**SHORT EXERCISE:** All of the data that follows should be retyped exactly, please, except the pictures.

**DATASET EXCERPTS:**

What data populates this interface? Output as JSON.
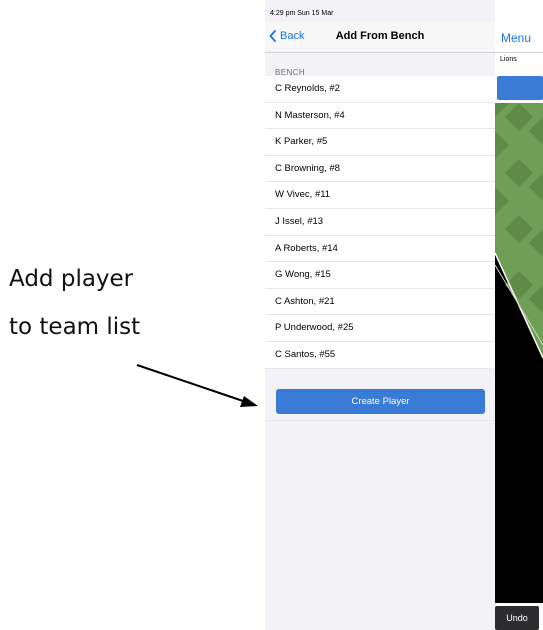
{
  "annotation": {
    "line1": "Add player",
    "line2": "to team list"
  },
  "status_bar": {
    "time": "4:29 pm  Sun 15 Mar"
  },
  "nav": {
    "back_label": "Back",
    "title": "Add From Bench"
  },
  "bench": {
    "header": "BENCH",
    "players": [
      "C Reynolds, #2",
      "N Masterson, #4",
      "K Parker, #5",
      "C Browning, #8",
      "W Vivec, #11",
      "J Issel, #13",
      "A Roberts, #14",
      "G Wong, #15",
      "C Ashton, #21",
      "P Underwood, #25",
      "C Santos, #55"
    ],
    "create_label": "Create Player"
  },
  "right_panel": {
    "menu_label": "Menu",
    "team_label": "Lions",
    "undo_label": "Undo"
  },
  "colors": {
    "accent": "#1a73e8",
    "button_blue": "#3a7bd5",
    "field_green_light": "#6f9f56",
    "field_green_dark": "#5e8c47"
  }
}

**WORKED ANSWER:**
What data populates this interface? Output as JSON.
{
  "annotation": {
    "line1": "Add player",
    "line2": "to team list"
  },
  "status_bar": {
    "time": "4:29 pm  Sun 15 Mar"
  },
  "nav": {
    "back_label": "Back",
    "title": "Add From Bench"
  },
  "bench": {
    "header": "BENCH",
    "players": [
      "C Reynolds, #2",
      "N Masterson, #4",
      "K Parker, #5",
      "C Browning, #8",
      "W Vivec, #11",
      "J Issel, #13",
      "A Roberts, #14",
      "G Wong, #15",
      "C Ashton, #21",
      "P Underwood, #25",
      "C Santos, #55"
    ],
    "create_label": "Create Player"
  },
  "right_panel": {
    "menu_label": "Menu",
    "team_label": "Lions",
    "undo_label": "Undo"
  },
  "colors": {
    "accent": "#1a73e8",
    "button_blue": "#3a7bd5",
    "field_green_light": "#6f9f56",
    "field_green_dark": "#5e8c47"
  }
}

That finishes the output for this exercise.